→ **STATED GOAL**
Keep every line where the word "JSON" appears; drop the rest.

→ **GIVEN RECORDS**
::::::::::
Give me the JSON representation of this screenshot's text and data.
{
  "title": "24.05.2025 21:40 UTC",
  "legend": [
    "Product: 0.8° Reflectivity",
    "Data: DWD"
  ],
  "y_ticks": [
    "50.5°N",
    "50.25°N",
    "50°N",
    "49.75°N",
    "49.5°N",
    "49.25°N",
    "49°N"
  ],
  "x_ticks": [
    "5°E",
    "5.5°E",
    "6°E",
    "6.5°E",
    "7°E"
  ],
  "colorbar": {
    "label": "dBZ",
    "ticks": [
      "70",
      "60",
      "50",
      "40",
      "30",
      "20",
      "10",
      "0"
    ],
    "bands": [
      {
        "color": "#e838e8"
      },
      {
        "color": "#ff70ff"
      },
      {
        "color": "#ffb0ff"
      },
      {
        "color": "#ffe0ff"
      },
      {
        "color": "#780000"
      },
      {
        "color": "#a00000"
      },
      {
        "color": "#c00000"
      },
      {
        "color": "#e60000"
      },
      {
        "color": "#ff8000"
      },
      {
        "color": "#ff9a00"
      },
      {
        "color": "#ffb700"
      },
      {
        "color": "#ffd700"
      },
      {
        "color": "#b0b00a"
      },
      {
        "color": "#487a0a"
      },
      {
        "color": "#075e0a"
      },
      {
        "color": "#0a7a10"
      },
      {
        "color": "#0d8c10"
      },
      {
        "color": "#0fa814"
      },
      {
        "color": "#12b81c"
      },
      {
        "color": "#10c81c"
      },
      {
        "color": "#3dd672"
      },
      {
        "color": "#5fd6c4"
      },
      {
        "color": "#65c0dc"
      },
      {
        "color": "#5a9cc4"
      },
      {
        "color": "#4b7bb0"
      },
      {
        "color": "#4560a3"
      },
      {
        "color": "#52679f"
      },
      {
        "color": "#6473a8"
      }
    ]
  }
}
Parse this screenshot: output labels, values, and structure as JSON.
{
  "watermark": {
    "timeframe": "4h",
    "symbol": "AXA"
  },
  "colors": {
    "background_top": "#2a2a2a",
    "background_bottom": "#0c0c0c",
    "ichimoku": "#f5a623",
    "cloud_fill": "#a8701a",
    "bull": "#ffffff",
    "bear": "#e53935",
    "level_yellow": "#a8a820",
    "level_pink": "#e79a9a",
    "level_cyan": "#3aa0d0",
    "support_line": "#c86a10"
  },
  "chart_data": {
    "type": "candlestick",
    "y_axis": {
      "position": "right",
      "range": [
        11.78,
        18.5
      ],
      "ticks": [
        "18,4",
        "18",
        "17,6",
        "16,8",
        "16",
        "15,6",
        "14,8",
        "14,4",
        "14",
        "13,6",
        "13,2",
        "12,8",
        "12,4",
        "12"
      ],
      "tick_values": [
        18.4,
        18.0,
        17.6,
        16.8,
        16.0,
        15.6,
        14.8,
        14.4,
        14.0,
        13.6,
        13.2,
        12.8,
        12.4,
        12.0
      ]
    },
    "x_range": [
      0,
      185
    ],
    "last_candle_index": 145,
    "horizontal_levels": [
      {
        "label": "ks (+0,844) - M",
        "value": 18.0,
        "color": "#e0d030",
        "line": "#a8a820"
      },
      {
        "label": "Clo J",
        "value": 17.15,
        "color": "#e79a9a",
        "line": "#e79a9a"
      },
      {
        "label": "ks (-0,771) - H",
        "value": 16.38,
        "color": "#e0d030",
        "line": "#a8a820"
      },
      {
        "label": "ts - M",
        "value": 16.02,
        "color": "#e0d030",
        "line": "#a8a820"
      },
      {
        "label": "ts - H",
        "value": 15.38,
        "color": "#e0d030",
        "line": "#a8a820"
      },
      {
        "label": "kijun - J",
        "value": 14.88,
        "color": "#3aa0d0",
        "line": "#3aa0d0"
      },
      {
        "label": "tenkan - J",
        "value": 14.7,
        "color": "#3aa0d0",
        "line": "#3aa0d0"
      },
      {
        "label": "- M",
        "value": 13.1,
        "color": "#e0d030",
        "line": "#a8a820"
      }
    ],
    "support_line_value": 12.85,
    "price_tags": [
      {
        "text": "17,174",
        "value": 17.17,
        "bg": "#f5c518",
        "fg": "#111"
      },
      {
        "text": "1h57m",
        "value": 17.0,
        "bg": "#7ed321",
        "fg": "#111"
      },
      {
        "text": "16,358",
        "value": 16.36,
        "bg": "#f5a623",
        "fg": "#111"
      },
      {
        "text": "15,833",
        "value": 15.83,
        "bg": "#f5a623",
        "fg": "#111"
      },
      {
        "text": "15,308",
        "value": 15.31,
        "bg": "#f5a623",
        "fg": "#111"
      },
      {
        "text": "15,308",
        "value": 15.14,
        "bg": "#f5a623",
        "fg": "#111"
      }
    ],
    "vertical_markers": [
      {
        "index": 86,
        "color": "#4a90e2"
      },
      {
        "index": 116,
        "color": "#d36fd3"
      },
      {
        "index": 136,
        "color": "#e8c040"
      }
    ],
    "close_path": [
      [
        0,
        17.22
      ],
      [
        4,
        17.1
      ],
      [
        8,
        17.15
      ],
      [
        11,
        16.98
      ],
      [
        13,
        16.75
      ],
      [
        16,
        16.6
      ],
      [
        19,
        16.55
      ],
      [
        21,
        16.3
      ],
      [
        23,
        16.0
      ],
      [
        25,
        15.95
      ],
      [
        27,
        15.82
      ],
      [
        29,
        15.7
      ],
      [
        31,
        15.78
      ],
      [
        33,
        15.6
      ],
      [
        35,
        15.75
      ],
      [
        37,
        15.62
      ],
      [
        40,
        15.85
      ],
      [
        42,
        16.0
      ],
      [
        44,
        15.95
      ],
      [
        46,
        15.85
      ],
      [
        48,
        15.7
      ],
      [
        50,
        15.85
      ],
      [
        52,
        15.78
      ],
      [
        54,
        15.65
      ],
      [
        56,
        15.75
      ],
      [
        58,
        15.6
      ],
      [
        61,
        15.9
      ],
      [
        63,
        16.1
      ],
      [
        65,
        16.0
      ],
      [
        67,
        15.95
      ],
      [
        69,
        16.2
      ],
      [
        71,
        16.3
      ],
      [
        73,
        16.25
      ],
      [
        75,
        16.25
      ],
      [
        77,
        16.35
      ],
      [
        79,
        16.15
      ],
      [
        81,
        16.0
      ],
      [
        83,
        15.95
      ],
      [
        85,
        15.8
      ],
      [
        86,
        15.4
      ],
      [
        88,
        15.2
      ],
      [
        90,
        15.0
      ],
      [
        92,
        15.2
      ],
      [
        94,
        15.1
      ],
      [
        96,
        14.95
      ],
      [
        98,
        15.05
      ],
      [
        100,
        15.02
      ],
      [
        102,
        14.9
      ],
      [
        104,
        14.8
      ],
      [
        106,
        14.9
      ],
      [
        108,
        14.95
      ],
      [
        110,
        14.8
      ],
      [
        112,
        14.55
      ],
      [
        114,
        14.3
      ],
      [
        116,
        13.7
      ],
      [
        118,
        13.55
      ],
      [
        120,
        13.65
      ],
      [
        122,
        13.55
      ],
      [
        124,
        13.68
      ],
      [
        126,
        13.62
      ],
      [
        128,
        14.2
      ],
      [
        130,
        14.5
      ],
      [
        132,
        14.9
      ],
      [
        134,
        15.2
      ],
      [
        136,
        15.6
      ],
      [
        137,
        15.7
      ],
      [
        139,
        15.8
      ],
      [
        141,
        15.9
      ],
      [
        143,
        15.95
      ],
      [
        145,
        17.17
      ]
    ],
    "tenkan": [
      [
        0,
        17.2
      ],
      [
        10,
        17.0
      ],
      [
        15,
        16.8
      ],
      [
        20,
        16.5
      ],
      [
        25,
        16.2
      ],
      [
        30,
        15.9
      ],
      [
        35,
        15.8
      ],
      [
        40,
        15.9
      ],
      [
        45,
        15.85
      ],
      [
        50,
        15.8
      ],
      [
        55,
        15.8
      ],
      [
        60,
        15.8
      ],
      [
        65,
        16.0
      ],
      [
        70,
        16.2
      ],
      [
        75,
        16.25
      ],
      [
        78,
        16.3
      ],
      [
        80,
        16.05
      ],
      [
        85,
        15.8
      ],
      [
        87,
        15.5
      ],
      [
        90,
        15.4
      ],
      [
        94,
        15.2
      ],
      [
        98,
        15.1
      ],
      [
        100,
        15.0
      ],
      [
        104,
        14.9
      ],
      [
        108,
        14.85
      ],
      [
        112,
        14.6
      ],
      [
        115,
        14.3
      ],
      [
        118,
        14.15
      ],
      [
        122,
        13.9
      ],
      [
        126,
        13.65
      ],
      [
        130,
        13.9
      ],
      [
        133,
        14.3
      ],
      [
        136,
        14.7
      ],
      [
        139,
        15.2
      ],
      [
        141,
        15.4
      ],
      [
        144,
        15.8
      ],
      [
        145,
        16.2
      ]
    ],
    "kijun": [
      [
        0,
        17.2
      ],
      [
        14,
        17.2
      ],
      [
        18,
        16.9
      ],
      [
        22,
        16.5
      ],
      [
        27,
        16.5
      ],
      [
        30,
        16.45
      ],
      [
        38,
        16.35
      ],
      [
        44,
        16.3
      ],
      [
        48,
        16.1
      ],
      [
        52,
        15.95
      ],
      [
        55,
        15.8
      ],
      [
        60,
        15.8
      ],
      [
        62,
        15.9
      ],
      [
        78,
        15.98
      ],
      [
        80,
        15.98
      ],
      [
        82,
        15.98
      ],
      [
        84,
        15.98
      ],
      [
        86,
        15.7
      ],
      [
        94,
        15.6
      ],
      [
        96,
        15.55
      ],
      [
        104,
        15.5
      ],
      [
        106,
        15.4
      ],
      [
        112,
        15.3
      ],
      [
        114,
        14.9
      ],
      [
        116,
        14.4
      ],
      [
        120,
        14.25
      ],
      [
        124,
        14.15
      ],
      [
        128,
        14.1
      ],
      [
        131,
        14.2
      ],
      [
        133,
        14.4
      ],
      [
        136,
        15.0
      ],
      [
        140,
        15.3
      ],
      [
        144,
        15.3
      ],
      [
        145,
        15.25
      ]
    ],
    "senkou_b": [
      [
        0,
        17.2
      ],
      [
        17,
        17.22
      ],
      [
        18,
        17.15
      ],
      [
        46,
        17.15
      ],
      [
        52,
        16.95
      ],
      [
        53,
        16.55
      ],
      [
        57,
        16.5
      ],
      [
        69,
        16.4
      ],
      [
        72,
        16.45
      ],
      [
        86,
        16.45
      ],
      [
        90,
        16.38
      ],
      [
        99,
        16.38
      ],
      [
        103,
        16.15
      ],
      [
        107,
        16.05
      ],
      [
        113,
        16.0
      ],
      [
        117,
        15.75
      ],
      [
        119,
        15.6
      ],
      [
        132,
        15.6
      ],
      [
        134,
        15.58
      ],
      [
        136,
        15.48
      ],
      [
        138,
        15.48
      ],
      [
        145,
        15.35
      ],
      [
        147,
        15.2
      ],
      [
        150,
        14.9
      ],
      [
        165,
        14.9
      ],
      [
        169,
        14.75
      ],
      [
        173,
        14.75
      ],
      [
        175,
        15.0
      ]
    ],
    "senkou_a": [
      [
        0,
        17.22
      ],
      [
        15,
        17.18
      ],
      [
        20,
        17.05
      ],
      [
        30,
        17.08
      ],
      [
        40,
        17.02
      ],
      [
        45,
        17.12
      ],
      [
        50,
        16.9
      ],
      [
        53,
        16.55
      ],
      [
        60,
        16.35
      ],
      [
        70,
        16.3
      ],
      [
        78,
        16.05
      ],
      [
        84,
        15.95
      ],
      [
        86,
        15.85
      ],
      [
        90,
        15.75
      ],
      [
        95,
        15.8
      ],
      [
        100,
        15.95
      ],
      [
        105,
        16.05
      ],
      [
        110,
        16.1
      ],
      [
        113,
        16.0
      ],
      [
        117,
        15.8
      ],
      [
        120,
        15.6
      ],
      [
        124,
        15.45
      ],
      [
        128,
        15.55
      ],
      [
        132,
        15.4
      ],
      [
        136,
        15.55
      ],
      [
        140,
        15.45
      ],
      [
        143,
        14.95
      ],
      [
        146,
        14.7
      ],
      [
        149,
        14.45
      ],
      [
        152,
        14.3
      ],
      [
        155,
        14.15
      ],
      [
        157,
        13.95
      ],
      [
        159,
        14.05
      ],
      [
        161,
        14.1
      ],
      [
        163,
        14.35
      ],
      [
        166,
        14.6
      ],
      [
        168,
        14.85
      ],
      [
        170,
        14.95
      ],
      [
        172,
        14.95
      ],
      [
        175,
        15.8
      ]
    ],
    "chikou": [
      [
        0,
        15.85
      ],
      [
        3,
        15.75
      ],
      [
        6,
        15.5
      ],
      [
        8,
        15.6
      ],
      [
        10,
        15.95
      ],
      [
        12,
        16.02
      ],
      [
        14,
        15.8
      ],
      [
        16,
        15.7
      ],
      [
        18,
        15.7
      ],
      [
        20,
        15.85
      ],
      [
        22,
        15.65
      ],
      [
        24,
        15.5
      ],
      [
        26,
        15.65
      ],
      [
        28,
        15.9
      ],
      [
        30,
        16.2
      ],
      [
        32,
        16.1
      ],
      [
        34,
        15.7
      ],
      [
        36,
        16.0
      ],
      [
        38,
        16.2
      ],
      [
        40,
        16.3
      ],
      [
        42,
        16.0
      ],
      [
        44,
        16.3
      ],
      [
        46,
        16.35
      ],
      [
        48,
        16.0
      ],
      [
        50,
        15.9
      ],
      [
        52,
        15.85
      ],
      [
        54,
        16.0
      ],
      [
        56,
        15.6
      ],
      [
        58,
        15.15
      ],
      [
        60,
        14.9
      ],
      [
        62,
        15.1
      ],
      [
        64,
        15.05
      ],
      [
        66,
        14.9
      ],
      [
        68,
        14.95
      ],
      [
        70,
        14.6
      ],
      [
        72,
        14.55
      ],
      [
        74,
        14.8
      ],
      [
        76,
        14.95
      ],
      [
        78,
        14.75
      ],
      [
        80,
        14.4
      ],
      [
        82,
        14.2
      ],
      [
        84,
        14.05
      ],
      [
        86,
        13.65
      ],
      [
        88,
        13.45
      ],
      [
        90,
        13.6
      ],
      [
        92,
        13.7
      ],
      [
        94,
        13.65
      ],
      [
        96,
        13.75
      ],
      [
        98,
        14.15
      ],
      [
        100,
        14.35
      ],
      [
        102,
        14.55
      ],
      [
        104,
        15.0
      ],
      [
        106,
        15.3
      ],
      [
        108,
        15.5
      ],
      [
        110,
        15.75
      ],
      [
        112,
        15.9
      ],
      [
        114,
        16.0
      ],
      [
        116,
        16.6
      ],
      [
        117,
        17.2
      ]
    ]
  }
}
::::::::::
→ **PROBLEM SOLUTION**
Give me the JSON representation of this screenshot's text and data.
Parse this screenshot: output labels, values, and structure as JSON.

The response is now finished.